Requirements – Every line that includes the word "label" is to be listed.
►
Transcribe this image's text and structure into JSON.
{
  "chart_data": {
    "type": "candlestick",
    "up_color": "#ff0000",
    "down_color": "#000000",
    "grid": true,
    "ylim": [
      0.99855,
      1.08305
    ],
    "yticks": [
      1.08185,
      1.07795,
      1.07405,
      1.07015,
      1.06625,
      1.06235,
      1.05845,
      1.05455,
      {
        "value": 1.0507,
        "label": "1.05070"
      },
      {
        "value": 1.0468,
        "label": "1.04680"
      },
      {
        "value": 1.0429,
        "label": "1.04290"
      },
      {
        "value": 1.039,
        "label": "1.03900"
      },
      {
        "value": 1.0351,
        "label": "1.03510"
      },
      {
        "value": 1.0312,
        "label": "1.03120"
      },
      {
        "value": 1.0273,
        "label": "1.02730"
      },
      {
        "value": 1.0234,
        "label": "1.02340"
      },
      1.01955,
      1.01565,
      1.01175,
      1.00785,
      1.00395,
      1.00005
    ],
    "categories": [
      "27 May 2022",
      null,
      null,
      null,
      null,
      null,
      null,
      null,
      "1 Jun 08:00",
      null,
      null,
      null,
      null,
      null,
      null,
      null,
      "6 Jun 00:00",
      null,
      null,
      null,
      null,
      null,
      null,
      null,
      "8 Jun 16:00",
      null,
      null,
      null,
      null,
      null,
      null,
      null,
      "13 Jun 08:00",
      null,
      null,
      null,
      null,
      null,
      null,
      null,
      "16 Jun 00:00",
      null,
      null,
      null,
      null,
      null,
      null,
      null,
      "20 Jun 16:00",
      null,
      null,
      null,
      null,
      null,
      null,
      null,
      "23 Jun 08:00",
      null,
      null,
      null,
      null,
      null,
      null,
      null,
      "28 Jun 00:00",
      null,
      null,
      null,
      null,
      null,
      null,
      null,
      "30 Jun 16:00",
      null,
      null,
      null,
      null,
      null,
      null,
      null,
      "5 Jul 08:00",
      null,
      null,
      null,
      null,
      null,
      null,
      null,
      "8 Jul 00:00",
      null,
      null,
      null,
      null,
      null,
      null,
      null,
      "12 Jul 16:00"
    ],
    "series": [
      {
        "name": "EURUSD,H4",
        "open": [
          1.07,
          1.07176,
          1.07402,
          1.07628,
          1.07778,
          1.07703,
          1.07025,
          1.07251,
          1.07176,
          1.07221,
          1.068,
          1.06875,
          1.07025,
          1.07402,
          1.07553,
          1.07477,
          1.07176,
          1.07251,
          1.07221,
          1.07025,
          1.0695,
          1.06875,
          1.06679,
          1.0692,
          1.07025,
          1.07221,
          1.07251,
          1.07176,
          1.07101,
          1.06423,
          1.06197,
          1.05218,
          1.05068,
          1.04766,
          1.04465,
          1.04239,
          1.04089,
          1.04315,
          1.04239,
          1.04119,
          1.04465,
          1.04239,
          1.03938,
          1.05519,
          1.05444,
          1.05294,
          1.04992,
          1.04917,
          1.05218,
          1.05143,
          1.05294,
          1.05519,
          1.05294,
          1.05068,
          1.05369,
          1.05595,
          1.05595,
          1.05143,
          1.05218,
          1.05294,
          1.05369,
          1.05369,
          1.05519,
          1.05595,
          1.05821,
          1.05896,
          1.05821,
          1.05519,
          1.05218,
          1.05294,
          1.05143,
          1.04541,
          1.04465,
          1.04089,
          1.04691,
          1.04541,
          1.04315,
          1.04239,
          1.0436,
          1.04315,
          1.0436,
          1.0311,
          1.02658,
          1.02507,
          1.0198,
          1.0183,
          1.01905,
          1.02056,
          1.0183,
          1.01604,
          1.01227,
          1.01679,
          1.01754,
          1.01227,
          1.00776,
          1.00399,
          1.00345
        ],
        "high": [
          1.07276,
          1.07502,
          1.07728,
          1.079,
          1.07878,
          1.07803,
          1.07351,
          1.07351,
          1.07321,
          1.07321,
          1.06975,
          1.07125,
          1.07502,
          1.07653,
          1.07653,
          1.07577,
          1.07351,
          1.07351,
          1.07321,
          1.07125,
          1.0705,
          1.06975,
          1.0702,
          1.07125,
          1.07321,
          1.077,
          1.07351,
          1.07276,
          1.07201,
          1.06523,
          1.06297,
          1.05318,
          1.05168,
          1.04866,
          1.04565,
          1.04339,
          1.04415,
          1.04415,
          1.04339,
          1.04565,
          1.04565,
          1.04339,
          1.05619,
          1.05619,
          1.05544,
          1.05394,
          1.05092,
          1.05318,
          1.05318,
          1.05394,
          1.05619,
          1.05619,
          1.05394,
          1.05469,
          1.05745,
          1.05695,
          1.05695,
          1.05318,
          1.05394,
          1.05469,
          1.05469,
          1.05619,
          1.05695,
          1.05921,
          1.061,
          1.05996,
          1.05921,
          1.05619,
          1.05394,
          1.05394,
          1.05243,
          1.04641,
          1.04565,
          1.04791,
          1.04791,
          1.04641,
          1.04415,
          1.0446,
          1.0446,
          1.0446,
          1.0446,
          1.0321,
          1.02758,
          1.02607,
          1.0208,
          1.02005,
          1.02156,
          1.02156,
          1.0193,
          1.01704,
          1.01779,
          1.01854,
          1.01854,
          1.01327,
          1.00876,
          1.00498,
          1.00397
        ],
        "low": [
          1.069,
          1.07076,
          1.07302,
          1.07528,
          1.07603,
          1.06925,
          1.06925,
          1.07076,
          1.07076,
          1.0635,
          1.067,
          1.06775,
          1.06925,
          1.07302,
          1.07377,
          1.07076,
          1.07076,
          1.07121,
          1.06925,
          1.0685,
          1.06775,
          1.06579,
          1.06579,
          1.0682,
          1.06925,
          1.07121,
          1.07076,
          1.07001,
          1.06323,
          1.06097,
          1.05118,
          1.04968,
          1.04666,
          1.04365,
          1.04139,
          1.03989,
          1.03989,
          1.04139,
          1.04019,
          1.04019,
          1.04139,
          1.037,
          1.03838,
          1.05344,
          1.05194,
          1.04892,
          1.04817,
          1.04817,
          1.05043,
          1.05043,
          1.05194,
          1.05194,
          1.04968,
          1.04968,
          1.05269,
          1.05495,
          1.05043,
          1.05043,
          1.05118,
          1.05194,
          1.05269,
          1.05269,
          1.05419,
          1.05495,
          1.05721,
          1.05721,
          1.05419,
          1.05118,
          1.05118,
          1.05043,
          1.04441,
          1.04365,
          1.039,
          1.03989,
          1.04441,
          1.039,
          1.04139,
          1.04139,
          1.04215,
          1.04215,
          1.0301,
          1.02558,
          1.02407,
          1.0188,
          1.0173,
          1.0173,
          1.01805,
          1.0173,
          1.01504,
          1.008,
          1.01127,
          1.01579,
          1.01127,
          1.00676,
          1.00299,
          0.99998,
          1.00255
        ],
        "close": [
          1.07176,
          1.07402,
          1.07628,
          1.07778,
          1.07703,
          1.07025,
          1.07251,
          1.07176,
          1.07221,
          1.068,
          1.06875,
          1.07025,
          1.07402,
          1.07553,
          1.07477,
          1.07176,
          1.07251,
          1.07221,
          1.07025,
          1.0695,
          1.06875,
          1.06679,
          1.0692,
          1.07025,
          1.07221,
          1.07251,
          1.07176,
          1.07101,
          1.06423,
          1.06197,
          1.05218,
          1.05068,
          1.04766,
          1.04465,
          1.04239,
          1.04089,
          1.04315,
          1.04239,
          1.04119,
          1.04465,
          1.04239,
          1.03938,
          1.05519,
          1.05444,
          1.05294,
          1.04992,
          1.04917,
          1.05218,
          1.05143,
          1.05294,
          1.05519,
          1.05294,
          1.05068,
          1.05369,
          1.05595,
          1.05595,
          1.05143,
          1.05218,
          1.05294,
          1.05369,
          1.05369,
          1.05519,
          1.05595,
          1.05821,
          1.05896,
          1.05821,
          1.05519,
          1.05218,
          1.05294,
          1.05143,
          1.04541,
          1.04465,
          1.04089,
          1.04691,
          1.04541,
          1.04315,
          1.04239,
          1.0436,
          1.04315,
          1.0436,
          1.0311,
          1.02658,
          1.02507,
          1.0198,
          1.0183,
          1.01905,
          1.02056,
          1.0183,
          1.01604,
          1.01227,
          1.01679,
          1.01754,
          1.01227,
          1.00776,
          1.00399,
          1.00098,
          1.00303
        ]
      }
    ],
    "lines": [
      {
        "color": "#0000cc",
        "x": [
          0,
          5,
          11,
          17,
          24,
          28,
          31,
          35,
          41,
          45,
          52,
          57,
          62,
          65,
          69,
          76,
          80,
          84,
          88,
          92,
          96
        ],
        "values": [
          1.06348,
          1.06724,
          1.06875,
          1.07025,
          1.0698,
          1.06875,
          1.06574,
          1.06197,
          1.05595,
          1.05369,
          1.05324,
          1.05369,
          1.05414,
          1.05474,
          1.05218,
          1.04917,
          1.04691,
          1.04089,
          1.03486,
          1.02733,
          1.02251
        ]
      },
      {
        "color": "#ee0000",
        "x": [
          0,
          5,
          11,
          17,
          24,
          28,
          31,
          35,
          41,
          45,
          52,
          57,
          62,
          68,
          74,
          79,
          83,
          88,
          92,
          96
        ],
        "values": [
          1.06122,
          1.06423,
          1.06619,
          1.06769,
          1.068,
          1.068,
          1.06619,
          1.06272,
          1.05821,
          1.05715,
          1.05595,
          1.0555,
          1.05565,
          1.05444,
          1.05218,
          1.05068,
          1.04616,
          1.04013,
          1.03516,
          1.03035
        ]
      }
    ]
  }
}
◄
Answer to the exercise –
        "label": "1.05070"
        "label": "1.04680"
        "label": "1.04290"
        "label": "1.03900"
        "label": "1.03510"
        "label": "1.03120"
        "label": "1.02730"
        "label": "1.02340"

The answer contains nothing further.